▶ _STATED EXERCISE_: Return only the number of lines holding the word "ExistenciaArt".

· · · · · · ·

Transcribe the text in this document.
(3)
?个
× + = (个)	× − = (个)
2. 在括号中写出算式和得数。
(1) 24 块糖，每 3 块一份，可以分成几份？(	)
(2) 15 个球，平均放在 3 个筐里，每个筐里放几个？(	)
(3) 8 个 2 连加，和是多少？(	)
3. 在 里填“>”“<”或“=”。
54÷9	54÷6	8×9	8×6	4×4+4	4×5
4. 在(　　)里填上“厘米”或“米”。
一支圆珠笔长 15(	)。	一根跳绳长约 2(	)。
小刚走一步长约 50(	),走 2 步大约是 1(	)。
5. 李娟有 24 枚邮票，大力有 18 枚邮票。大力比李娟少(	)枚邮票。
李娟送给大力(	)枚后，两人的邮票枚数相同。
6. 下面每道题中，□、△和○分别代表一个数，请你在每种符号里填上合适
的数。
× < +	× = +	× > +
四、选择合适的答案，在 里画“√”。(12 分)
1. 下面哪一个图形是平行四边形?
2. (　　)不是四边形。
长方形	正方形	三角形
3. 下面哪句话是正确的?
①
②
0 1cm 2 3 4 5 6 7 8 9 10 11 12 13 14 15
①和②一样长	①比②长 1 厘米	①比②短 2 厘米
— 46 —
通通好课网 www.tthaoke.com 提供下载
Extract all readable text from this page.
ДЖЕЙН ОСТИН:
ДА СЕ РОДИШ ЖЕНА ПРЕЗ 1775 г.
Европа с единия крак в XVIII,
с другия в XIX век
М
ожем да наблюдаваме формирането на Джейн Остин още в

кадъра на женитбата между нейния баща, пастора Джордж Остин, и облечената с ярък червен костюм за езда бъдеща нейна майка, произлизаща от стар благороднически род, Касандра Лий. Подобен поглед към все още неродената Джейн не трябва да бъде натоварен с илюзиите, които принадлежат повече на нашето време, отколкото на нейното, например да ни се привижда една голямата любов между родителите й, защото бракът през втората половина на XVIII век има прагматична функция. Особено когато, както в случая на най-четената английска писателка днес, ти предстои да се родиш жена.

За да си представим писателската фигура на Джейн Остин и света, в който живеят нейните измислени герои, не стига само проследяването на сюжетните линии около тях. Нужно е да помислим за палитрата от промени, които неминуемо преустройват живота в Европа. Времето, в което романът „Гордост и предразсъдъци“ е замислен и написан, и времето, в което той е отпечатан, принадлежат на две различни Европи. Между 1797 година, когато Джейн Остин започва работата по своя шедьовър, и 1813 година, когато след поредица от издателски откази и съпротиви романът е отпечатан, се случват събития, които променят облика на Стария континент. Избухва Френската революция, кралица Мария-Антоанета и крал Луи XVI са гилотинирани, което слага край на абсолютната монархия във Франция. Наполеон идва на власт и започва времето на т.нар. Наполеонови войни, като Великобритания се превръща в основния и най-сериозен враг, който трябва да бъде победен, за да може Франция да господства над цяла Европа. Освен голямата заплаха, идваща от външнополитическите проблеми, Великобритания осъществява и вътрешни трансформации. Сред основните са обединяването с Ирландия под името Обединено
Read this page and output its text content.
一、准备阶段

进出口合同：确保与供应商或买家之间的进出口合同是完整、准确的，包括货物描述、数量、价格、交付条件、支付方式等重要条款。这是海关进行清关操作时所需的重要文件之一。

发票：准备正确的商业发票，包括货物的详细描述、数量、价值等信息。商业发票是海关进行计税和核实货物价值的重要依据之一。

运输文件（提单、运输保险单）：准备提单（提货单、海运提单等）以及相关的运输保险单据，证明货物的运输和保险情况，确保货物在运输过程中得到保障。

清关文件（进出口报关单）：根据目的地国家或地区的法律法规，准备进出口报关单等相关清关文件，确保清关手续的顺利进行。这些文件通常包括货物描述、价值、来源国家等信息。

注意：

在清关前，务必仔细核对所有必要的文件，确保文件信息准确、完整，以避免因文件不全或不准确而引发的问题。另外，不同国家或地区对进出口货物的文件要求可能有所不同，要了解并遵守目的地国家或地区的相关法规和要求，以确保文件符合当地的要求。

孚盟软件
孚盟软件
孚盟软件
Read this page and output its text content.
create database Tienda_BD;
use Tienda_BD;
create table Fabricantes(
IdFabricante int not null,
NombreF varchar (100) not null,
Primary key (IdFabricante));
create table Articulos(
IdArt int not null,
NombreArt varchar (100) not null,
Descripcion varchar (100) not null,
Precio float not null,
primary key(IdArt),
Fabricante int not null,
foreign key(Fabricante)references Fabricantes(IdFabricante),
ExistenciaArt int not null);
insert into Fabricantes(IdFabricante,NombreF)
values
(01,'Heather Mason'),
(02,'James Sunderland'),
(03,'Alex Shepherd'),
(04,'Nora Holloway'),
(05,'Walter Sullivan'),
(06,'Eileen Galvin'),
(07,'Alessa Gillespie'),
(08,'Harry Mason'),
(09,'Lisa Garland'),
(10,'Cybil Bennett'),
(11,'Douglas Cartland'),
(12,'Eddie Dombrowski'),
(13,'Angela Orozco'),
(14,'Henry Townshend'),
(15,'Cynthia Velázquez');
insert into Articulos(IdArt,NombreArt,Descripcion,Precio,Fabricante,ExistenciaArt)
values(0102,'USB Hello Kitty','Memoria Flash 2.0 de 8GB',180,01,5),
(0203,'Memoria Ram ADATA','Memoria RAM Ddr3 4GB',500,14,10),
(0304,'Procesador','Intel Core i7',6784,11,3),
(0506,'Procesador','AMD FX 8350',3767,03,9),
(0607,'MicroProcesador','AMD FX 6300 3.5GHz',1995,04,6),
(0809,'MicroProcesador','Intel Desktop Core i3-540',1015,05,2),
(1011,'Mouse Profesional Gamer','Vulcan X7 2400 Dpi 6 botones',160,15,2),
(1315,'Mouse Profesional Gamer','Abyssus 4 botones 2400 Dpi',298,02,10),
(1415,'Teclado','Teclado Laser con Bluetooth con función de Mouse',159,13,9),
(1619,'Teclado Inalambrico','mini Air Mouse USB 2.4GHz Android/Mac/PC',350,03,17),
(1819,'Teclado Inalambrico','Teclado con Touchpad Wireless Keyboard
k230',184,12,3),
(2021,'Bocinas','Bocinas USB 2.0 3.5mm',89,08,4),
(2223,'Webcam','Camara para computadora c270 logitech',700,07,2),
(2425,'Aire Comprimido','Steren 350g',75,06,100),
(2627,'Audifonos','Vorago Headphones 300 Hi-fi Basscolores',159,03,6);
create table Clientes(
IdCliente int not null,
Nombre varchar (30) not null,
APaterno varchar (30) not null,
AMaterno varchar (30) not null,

· · · · · · ·

▶ _ANSWER TO THE PROBLEM_: 2